- WHAT THE TASK ASKS:
Return the records that follow, matching each one exactly.

- INFORMATION PROVIDED:
((

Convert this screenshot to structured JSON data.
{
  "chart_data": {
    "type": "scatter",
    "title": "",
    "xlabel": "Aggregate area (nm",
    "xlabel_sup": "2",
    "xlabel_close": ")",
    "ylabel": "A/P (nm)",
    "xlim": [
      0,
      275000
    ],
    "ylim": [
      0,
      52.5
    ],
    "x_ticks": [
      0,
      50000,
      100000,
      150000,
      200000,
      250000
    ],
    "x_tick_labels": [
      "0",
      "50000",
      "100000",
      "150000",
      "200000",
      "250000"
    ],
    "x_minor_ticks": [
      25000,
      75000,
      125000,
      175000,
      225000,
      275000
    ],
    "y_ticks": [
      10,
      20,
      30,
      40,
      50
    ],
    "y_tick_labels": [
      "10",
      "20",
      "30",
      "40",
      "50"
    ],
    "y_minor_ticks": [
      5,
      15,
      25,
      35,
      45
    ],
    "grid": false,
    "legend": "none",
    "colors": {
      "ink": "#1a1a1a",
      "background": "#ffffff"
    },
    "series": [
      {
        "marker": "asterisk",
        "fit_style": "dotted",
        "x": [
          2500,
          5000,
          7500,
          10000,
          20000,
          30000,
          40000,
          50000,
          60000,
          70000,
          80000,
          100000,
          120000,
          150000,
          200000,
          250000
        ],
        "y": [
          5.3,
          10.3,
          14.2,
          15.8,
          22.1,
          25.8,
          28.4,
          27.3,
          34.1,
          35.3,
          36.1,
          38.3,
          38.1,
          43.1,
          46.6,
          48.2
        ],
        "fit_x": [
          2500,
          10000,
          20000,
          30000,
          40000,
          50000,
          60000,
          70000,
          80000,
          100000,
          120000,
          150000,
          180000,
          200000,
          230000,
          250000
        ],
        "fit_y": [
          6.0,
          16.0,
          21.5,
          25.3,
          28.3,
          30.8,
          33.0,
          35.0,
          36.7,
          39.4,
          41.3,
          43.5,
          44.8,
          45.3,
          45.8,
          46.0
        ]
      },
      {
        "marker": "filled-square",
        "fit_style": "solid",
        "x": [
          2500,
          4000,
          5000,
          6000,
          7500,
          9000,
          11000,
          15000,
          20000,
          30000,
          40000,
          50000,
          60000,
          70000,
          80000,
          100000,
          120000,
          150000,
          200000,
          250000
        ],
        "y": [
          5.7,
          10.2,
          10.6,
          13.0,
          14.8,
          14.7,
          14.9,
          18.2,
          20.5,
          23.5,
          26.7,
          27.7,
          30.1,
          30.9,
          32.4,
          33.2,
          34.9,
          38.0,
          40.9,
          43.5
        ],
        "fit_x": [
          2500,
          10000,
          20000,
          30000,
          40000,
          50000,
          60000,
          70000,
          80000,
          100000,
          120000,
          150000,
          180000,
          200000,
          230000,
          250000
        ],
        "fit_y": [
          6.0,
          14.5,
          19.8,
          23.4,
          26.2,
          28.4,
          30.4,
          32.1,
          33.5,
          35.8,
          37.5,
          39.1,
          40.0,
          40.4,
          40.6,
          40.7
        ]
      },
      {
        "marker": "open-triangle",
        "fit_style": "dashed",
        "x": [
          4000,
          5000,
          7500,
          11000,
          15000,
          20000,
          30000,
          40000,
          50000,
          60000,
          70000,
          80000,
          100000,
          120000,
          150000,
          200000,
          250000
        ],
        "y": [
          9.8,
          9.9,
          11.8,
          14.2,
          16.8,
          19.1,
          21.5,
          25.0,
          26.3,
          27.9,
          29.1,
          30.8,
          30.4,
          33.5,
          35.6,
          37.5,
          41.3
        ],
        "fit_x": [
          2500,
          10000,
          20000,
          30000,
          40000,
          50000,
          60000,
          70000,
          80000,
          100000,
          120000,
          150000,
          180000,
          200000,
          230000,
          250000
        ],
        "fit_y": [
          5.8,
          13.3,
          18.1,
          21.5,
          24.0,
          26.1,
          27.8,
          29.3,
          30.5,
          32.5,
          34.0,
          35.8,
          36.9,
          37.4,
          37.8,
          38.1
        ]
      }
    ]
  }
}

))

- REPLY:
Convert this screenshot to structured JSON data.
{
  "chart_data": {
    "type": "scatter",
    "title": "",
    "xlabel": "Aggregate area (nm",
    "xlabel_sup": "2",
    "xlabel_close": ")",
    "ylabel": "A/P (nm)",
    "xlim": [
      0,
      275000
    ],
    "ylim": [
      0,
      52.5
    ],
    "x_ticks": [
      0,
      50000,
      100000,
      150000,
      200000,
      250000
    ],
    "x_tick_labels": [
      "0",
      "50000",
      "100000",
      "150000",
      "200000",
      "250000"
    ],
    "x_minor_ticks": [
      25000,
      75000,
      125000,
      175000,
      225000,
      275000
    ],
    "y_ticks": [
      10,
      20,
      30,
      40,
      50
    ],
    "y_tick_labels": [
      "10",
      "20",
      "30",
      "40",
      "50"
    ],
    "y_minor_ticks": [
      5,
      15,
      25,
      35,
      45
    ],
    "grid": false,
    "legend": "none",
    "colors": {
      "ink": "#1a1a1a",
      "background": "#ffffff"
    },
    "series": [
      {
        "marker": "asterisk",
        "fit_style": "dotted",
        "x": [
          2500,
          5000,
          7500,
          10000,
          20000,
          30000,
          40000,
          50000,
          60000,
          70000,
          80000,
          100000,
          120000,
          150000,
          200000,
          250000
        ],
        "y": [
          5.3,
          10.3,
          14.2,
          15.8,
          22.1,
          25.8,
          28.4,
          27.3,
          34.1,
          35.3,
          36.1,
          38.3,
          38.1,
          43.1,
          46.6,
          48.2
        ],
        "fit_x": [
          2500,
          10000,
          20000,
          30000,
          40000,
          50000,
          60000,
          70000,
          80000,
          100000,
          120000,
          150000,
          180000,
          200000,
          230000,
          250000
        ],
        "fit_y": [
          6.0,
          16.0,
          21.5,
          25.3,
          28.3,
          30.8,
          33.0,
          35.0,
          36.7,
          39.4,
          41.3,
          43.5,
          44.8,
          45.3,
          45.8,
          46.0
        ]
      },
      {
        "marker": "filled-square",
        "fit_style": "solid",
        "x": [
          2500,
          4000,
          5000,
          6000,
          7500,
          9000,
          11000,
          15000,
          20000,
          30000,
          40000,
          50000,
          60000,
          70000,
          80000,
          100000,
          120000,
          150000,
          200000,
          250000
        ],
        "y": [
          5.7,
          10.2,
          10.6,
          13.0,
          14.8,
          14.7,
          14.9,
          18.2,
          20.5,
          23.5,
          26.7,
          27.7,
          30.1,
          30.9,
          32.4,
          33.2,
          34.9,
          38.0,
          40.9,
          43.5
        ],
        "fit_x": [
          2500,
          10000,
          20000,
          30000,
          40000,
          50000,
          60000,
          70000,
          80000,
          100000,
          120000,
          150000,
          180000,
          200000,
          230000,
          250000
        ],
        "fit_y": [
          6.0,
          14.5,
          19.8,
          23.4,
          26.2,
          28.4,
          30.4,
          32.1,
          33.5,
          35.8,
          37.5,
          39.1,
          40.0,
          40.4,
          40.6,
          40.7
        ]
      },
      {
        "marker": "open-triangle",
        "fit_style": "dashed",
        "x": [
          4000,
          5000,
          7500,
          11000,
          15000,
          20000,
          30000,
          40000,
          50000,
          60000,
          70000,
          80000,
          100000,
          120000,
          150000,
          200000,
          250000
        ],
        "y": [
          9.8,
          9.9,
          11.8,
          14.2,
          16.8,
          19.1,
          21.5,
          25.0,
          26.3,
          27.9,
          29.1,
          30.8,
          30.4,
          33.5,
          35.6,
          37.5,
          41.3
        ],
        "fit_x": [
          2500,
          10000,
          20000,
          30000,
          40000,
          50000,
          60000,
          70000,
          80000,
          100000,
          120000,
          150000,
          180000,
          200000,
          230000,
          250000
        ],
        "fit_y": [
          5.8,
          13.3,
          18.1,
          21.5,
          24.0,
          26.1,
          27.8,
          29.3,
          30.5,
          32.5,
          34.0,
          35.8,
          36.9,
          37.4,
          37.8,
          38.1
        ]
      }
    ]
  }
}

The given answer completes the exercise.